EXERCISE :: Extract each line holding the word "Draw" from the entries.

*** SOURCE MATERIAL

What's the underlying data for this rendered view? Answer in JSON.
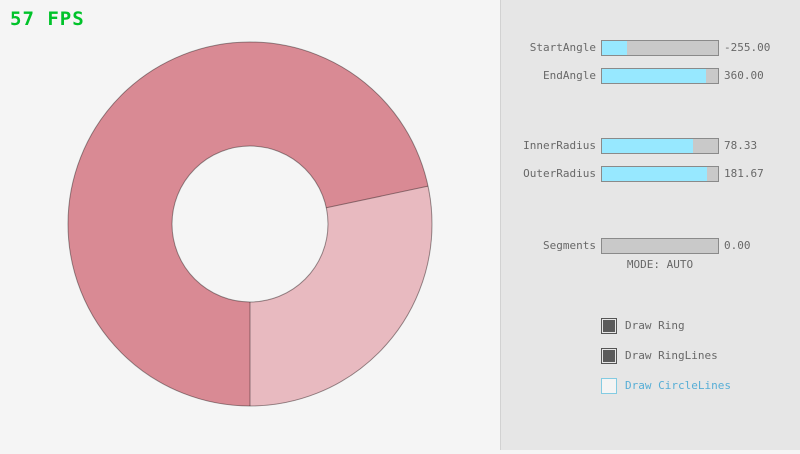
{
  "fps_counter": "57 FPS",
  "panel": {
    "sliders": [
      {
        "label": "StartAngle",
        "value": "-255.00",
        "fill_pct": 21.67
      },
      {
        "label": "EndAngle",
        "value": "360.00",
        "fill_pct": 90.0
      },
      {
        "label": "InnerRadius",
        "value": "78.33",
        "fill_pct": 78.33
      },
      {
        "label": "OuterRadius",
        "value": "181.67",
        "fill_pct": 90.83
      },
      {
        "label": "Segments",
        "value": "0.00",
        "fill_pct": 0
      }
    ],
    "mode_text": "MODE: AUTO",
    "checkboxes": [
      {
        "label": "Draw Ring",
        "checked": true
      },
      {
        "label": "Draw RingLines",
        "checked": true
      },
      {
        "label": "Draw CircleLines",
        "checked": false
      }
    ]
  },
  "ring": {
    "start_angle": -255.0,
    "end_angle": 360.0,
    "inner_radius": 78.33,
    "outer_radius": 181.67,
    "segments": 0,
    "mode": "AUTO",
    "colors": {
      "overlap_fill": "#d98a94",
      "single_fill": "#e8bac0",
      "outline": "rgba(0,0,0,0.38)",
      "background": "#f5f5f5",
      "panel_background": "#e6e6e6",
      "slider_fill": "#97e8ff",
      "fps_green": "#00c32a",
      "focused_blue": "#57aed6"
    }
  }
}
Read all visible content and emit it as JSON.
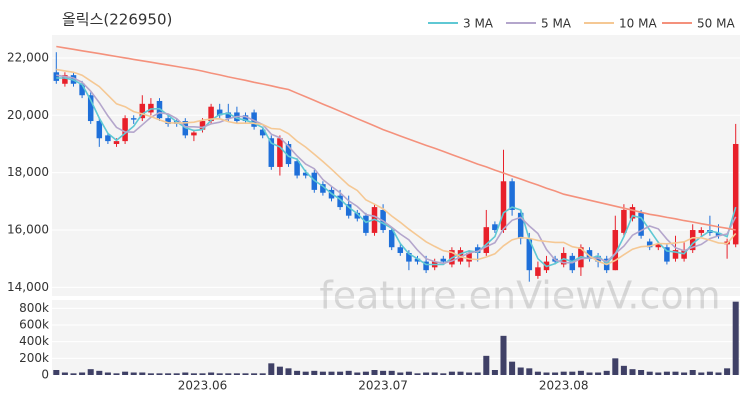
{
  "chart_data": [
    {
      "type": "candlestick",
      "title": "올릭스(226950)",
      "watermark": "feature.enViewV.com",
      "legend": "top-right",
      "grid": true,
      "up_color": "#e8202a",
      "down_color": "#1e6fd9",
      "open": [
        21500,
        21100,
        21400,
        21100,
        20700,
        19800,
        19300,
        19000,
        19100,
        19900,
        19900,
        20100,
        20500,
        19900,
        19800,
        19800,
        19300,
        19500,
        19800,
        20200,
        20100,
        20100,
        20000,
        20100,
        19500,
        19200,
        18200,
        19000,
        18400,
        18000,
        18000,
        17600,
        17400,
        17200,
        16900,
        16600,
        16500,
        15900,
        16700,
        16000,
        15400,
        15200,
        15000,
        14900,
        14700,
        15000,
        14800,
        14900,
        14900,
        15400,
        15200,
        16200,
        16000,
        17700,
        16600,
        15700,
        14400,
        14600,
        15000,
        14800,
        15100,
        14700,
        15300,
        15100,
        15000,
        14600,
        15900,
        16400,
        16600,
        15600,
        15400,
        15400,
        15000,
        15000,
        15300,
        15900,
        16000,
        15900,
        15500,
        15500
      ],
      "high": [
        22200,
        21500,
        21500,
        21200,
        20800,
        19900,
        19400,
        19200,
        20000,
        20000,
        20700,
        20600,
        20600,
        20000,
        19900,
        19900,
        19500,
        19900,
        20400,
        20400,
        20400,
        20300,
        20100,
        20200,
        19600,
        19300,
        19300,
        19100,
        18500,
        18100,
        18100,
        17700,
        17500,
        17400,
        17200,
        16700,
        16600,
        16900,
        16900,
        16100,
        15500,
        15300,
        15100,
        15100,
        15000,
        15100,
        15400,
        15400,
        15300,
        15500,
        16700,
        16300,
        18800,
        17800,
        16700,
        15900,
        14900,
        15100,
        15100,
        15400,
        15200,
        15500,
        15400,
        15200,
        15100,
        16500,
        16900,
        16900,
        16700,
        15700,
        15600,
        15500,
        15800,
        15600,
        16200,
        16100,
        16500,
        16200,
        15700,
        19700
      ],
      "low": [
        21100,
        21000,
        21000,
        20600,
        19700,
        18900,
        19000,
        18900,
        19000,
        19700,
        19800,
        20000,
        19800,
        19600,
        19600,
        19200,
        19100,
        19400,
        19700,
        19900,
        19800,
        19700,
        19700,
        19500,
        19200,
        18100,
        17900,
        18200,
        17800,
        17800,
        17300,
        17200,
        17000,
        16700,
        16400,
        16300,
        15800,
        15800,
        15900,
        15300,
        15100,
        14600,
        14800,
        14500,
        14600,
        14800,
        14700,
        14800,
        14700,
        14900,
        15100,
        15900,
        15900,
        16500,
        15500,
        14200,
        14300,
        14500,
        14800,
        14700,
        14500,
        14400,
        14900,
        14700,
        14500,
        14600,
        15800,
        16300,
        15700,
        15300,
        15300,
        14800,
        14900,
        14900,
        15200,
        15800,
        15800,
        15700,
        15000,
        15400
      ],
      "close": [
        21200,
        21400,
        21100,
        20700,
        19800,
        19200,
        19100,
        19100,
        19900,
        19850,
        20400,
        20400,
        19900,
        19700,
        19700,
        19300,
        19400,
        19800,
        20300,
        20000,
        19900,
        19800,
        19800,
        19600,
        19300,
        18200,
        19200,
        18300,
        17900,
        17900,
        17400,
        17300,
        17100,
        16800,
        16500,
        16400,
        15900,
        16800,
        16000,
        15400,
        15200,
        14900,
        14900,
        14600,
        14900,
        14900,
        15300,
        15300,
        15200,
        15200,
        16100,
        16000,
        17700,
        16700,
        15700,
        14600,
        14700,
        14900,
        14900,
        15200,
        14600,
        15400,
        15000,
        14900,
        14600,
        16000,
        16700,
        16800,
        15800,
        15400,
        15500,
        14900,
        15300,
        15300,
        16000,
        16000,
        15900,
        15800,
        15600,
        19000
      ],
      "series": [
        {
          "name": "3 MA",
          "color": "#5fc8d4",
          "values": [
            21300,
            21300,
            21230,
            21070,
            20530,
            19900,
            19370,
            19130,
            19370,
            19620,
            20050,
            20220,
            20230,
            20000,
            19770,
            19570,
            19470,
            19500,
            19830,
            20030,
            20070,
            19900,
            19830,
            19730,
            19570,
            19030,
            18900,
            18570,
            18470,
            18030,
            17730,
            17530,
            17270,
            17070,
            16800,
            16570,
            16270,
            16370,
            16230,
            16070,
            15530,
            15170,
            15000,
            14800,
            14800,
            14800,
            15030,
            15170,
            15270,
            15230,
            15500,
            15770,
            16600,
            16800,
            16700,
            15670,
            15000,
            14730,
            14830,
            15000,
            14900,
            15070,
            15000,
            15100,
            14830,
            15170,
            15770,
            16500,
            16430,
            16000,
            15570,
            15270,
            15230,
            15170,
            15530,
            15770,
            15970,
            15900,
            15770,
            16800
          ]
        },
        {
          "name": "5 MA",
          "color": "#b4a6cc",
          "values": [
            21400,
            21350,
            21300,
            21150,
            20840,
            20440,
            19980,
            19580,
            19420,
            19410,
            19670,
            19930,
            20090,
            20050,
            19880,
            19600,
            19600,
            19580,
            19700,
            19760,
            19880,
            19960,
            19960,
            19820,
            19680,
            19340,
            19220,
            18920,
            18580,
            18300,
            18140,
            17760,
            17520,
            17300,
            17020,
            16820,
            16540,
            16480,
            16320,
            16100,
            15860,
            15660,
            15300,
            15000,
            14900,
            14840,
            14920,
            15060,
            15200,
            15260,
            15420,
            15560,
            16040,
            16340,
            16440,
            16140,
            15880,
            15320,
            14960,
            14860,
            14860,
            15000,
            15020,
            15020,
            14900,
            15180,
            15440,
            15820,
            15980,
            16140,
            16040,
            15680,
            15380,
            15280,
            15400,
            15500,
            15700,
            15800,
            15860,
            16460
          ]
        },
        {
          "name": "10 MA",
          "color": "#f5c894",
          "values": [
            21600,
            21550,
            21500,
            21400,
            21200,
            21000,
            20700,
            20400,
            20300,
            20130,
            20050,
            19960,
            19840,
            19740,
            19730,
            19740,
            19760,
            19830,
            19870,
            19880,
            19780,
            19720,
            19730,
            19720,
            19680,
            19540,
            19520,
            19360,
            19100,
            18890,
            18640,
            18390,
            18120,
            17840,
            17560,
            17380,
            17050,
            16900,
            16740,
            16490,
            16270,
            16030,
            15810,
            15590,
            15430,
            15280,
            15220,
            15070,
            14990,
            14970,
            15060,
            15170,
            15450,
            15660,
            15740,
            15710,
            15640,
            15600,
            15570,
            15570,
            15420,
            15360,
            15090,
            14910,
            14800,
            14940,
            15140,
            15330,
            15420,
            15440,
            15530,
            15520,
            15550,
            15590,
            15730,
            15730,
            15650,
            15550,
            15530,
            15880
          ]
        },
        {
          "name": "50 MA",
          "color": "#f4917c",
          "values": [
            22400,
            22350,
            22300,
            22250,
            22200,
            22150,
            22100,
            22050,
            22000,
            21950,
            21900,
            21850,
            21800,
            21750,
            21700,
            21650,
            21600,
            21540,
            21470,
            21410,
            21340,
            21280,
            21220,
            21150,
            21090,
            21030,
            20960,
            20900,
            20770,
            20650,
            20520,
            20390,
            20270,
            20140,
            20010,
            19880,
            19760,
            19630,
            19500,
            19390,
            19280,
            19170,
            19060,
            18950,
            18850,
            18740,
            18630,
            18520,
            18410,
            18300,
            18200,
            18090,
            17990,
            17880,
            17780,
            17670,
            17570,
            17460,
            17360,
            17250,
            17180,
            17110,
            17040,
            16970,
            16900,
            16830,
            16760,
            16690,
            16620,
            16550,
            16500,
            16440,
            16390,
            16330,
            16280,
            16220,
            16170,
            16110,
            16060,
            16000
          ]
        }
      ],
      "ylim": [
        13700,
        22800
      ],
      "yticks": [
        {
          "value": 14000,
          "label": "14,000"
        },
        {
          "value": 16000,
          "label": "16,000"
        },
        {
          "value": 18000,
          "label": "18,000"
        },
        {
          "value": 20000,
          "label": "20,000"
        },
        {
          "value": 22000,
          "label": "22,000"
        }
      ]
    },
    {
      "type": "bar",
      "color": "#3f4066",
      "grid": true,
      "categories": [
        null,
        null,
        null,
        null,
        null,
        null,
        null,
        null,
        null,
        null,
        null,
        null,
        null,
        null,
        null,
        null,
        null,
        "2023.06",
        null,
        null,
        null,
        null,
        null,
        null,
        null,
        null,
        null,
        null,
        null,
        null,
        null,
        null,
        null,
        null,
        null,
        null,
        null,
        null,
        "2023.07",
        null,
        null,
        null,
        null,
        null,
        null,
        null,
        null,
        null,
        null,
        null,
        null,
        null,
        null,
        null,
        null,
        null,
        null,
        null,
        null,
        "2023.08",
        null,
        null,
        null,
        null,
        null,
        null,
        null,
        null,
        null,
        null,
        null,
        null,
        null,
        null,
        null,
        null,
        null,
        null,
        null,
        null
      ],
      "values": [
        60000,
        30000,
        20000,
        30000,
        70000,
        50000,
        30000,
        20000,
        40000,
        30000,
        30000,
        20000,
        20000,
        20000,
        20000,
        30000,
        20000,
        20000,
        30000,
        20000,
        20000,
        20000,
        20000,
        20000,
        20000,
        140000,
        100000,
        80000,
        50000,
        40000,
        50000,
        40000,
        40000,
        40000,
        50000,
        30000,
        40000,
        60000,
        50000,
        50000,
        30000,
        40000,
        20000,
        30000,
        30000,
        20000,
        40000,
        40000,
        30000,
        30000,
        230000,
        60000,
        470000,
        160000,
        90000,
        80000,
        40000,
        30000,
        30000,
        40000,
        40000,
        50000,
        30000,
        30000,
        50000,
        200000,
        110000,
        70000,
        60000,
        40000,
        30000,
        40000,
        40000,
        30000,
        60000,
        30000,
        40000,
        30000,
        80000,
        880000
      ],
      "ylim": [
        0,
        900000
      ],
      "yticks": [
        0,
        {
          "value": 200000,
          "label": "200k"
        },
        {
          "value": 400000,
          "label": "400k"
        },
        {
          "value": 600000,
          "label": "600k"
        },
        {
          "value": 800000,
          "label": "800k"
        }
      ]
    }
  ]
}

******

OUTPUT OF THE EXERCISE ::
        "label": "Draw Ring",
        "label": "Draw RingLines",
        "label": "Draw CircleLines",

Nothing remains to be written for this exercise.